### The request:
Go through the material below and copy all lines with "Adobe".
══ Task data ══
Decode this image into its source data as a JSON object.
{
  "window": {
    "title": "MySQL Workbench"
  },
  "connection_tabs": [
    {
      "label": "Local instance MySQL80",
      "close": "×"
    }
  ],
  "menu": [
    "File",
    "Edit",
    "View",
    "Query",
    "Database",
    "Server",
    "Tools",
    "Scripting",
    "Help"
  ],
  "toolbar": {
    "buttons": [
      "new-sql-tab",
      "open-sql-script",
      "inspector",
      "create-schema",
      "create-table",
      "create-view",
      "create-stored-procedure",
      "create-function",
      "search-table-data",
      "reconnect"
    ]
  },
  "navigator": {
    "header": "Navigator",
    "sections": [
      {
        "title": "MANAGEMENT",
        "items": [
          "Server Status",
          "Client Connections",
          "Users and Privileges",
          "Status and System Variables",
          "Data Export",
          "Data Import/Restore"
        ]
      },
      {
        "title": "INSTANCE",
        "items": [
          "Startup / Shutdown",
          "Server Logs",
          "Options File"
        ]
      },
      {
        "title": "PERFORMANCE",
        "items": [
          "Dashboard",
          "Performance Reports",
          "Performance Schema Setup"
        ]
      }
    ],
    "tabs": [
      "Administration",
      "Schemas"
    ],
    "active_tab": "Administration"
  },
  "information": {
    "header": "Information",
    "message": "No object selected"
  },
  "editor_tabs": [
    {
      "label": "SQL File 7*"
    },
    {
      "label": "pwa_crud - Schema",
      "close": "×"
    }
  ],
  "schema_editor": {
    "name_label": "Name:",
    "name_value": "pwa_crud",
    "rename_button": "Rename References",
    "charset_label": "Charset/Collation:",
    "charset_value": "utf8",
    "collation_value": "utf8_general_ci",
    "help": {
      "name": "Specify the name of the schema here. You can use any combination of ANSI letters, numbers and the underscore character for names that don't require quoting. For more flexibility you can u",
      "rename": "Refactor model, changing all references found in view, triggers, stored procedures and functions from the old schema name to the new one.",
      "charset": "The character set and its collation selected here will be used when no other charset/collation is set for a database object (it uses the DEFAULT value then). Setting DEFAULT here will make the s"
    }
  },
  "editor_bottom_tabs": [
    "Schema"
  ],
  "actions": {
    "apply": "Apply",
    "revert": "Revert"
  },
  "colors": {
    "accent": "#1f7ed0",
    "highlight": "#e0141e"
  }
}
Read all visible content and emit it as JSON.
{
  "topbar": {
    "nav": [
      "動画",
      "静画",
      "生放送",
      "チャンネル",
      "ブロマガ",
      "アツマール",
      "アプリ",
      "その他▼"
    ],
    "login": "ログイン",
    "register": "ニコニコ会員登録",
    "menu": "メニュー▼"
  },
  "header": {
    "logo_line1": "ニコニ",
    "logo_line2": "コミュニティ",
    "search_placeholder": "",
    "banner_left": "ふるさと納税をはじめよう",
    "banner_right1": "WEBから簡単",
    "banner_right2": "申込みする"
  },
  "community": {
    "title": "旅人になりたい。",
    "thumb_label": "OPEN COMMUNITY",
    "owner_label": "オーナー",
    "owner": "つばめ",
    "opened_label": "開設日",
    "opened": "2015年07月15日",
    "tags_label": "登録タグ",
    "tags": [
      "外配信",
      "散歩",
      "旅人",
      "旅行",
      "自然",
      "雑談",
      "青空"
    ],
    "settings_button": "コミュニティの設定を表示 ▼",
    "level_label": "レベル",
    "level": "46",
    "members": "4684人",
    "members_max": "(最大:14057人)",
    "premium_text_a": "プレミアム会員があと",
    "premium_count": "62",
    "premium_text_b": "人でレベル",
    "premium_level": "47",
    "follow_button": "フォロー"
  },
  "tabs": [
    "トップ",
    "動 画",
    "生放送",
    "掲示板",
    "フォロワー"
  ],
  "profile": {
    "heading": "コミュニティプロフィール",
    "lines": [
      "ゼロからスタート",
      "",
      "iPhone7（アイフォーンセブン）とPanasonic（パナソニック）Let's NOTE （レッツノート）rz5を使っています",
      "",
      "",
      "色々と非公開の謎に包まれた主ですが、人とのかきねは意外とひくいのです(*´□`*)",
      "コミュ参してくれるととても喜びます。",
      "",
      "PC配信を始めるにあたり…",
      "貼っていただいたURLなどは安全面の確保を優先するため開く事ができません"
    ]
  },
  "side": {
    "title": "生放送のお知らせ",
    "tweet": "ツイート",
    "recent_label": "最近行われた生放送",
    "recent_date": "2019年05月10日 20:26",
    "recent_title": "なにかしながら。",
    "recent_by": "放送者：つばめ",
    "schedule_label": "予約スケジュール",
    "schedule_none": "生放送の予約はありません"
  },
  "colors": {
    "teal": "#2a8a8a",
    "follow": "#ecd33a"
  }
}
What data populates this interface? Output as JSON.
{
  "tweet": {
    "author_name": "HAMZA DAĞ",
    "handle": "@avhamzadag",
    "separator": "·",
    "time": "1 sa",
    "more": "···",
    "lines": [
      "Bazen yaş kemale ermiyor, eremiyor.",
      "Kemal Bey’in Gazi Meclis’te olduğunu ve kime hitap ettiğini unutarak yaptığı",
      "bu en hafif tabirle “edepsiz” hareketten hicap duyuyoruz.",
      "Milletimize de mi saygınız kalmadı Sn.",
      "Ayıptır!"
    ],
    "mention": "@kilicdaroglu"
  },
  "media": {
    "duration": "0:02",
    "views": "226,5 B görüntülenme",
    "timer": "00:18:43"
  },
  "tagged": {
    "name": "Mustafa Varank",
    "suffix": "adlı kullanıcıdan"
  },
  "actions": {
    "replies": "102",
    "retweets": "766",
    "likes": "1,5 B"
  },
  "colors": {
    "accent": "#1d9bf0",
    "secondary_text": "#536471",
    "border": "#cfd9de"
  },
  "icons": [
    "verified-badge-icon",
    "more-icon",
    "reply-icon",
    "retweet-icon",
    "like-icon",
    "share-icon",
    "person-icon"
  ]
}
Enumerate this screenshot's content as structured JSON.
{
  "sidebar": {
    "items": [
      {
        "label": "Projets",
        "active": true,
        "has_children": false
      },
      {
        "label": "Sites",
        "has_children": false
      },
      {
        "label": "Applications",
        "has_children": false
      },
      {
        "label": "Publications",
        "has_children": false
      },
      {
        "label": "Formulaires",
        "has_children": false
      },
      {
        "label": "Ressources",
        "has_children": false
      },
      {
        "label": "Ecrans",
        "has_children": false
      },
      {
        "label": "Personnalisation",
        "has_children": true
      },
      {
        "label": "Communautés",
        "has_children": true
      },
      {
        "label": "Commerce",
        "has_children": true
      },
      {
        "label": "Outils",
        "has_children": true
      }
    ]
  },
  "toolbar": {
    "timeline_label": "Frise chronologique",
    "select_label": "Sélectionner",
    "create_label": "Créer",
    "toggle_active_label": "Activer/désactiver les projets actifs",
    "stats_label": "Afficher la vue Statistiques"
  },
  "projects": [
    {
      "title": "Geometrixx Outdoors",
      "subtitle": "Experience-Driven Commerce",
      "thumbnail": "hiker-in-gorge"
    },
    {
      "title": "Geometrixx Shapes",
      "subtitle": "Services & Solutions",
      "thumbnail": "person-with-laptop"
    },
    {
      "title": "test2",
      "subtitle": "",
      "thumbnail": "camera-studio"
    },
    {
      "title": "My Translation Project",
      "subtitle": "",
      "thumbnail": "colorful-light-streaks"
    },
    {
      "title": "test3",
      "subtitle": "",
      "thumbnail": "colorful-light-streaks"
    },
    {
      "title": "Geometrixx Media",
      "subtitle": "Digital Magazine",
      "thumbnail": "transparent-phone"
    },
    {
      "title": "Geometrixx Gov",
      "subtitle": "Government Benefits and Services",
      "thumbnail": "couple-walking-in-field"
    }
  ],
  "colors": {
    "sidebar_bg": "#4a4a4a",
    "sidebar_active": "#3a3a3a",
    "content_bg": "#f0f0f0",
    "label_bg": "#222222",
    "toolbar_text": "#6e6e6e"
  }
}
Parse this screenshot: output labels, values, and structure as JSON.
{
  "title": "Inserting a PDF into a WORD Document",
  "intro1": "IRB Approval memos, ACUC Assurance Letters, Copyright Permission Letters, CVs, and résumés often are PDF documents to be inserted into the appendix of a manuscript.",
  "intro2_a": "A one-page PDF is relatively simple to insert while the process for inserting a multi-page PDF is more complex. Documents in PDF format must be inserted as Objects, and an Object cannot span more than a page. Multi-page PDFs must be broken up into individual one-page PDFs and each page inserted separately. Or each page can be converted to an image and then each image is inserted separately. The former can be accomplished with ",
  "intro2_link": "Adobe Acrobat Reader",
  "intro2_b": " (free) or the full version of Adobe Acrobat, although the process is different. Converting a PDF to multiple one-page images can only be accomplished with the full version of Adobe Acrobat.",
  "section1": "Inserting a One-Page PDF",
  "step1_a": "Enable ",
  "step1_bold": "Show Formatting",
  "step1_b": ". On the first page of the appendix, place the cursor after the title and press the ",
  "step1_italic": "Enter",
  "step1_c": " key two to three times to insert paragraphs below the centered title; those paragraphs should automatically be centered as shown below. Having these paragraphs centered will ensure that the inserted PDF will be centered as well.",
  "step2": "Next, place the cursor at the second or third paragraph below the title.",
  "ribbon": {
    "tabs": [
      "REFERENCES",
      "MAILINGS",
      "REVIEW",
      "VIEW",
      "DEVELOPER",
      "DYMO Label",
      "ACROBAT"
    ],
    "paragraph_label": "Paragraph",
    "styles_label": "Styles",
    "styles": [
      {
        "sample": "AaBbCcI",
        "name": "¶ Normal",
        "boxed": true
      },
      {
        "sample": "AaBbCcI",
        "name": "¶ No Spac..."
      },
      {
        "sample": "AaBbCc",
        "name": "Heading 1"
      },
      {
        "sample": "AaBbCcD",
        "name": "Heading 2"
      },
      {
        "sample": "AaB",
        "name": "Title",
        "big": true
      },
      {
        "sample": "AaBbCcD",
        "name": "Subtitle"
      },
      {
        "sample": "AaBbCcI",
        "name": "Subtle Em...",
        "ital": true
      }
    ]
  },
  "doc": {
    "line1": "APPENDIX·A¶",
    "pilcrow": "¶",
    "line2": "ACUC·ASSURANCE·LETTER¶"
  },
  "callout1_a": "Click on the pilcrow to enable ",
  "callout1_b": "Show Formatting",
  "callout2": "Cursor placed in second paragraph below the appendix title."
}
═══
### Exercise response:
  "intro2_link": "Adobe Acrobat Reader",
  "intro2_b": " (free) or the full version of Adobe Acrobat, although the process is different. Converting a PDF to multiple one-page images can only be accomplished with the full version of Adobe Acrobat.",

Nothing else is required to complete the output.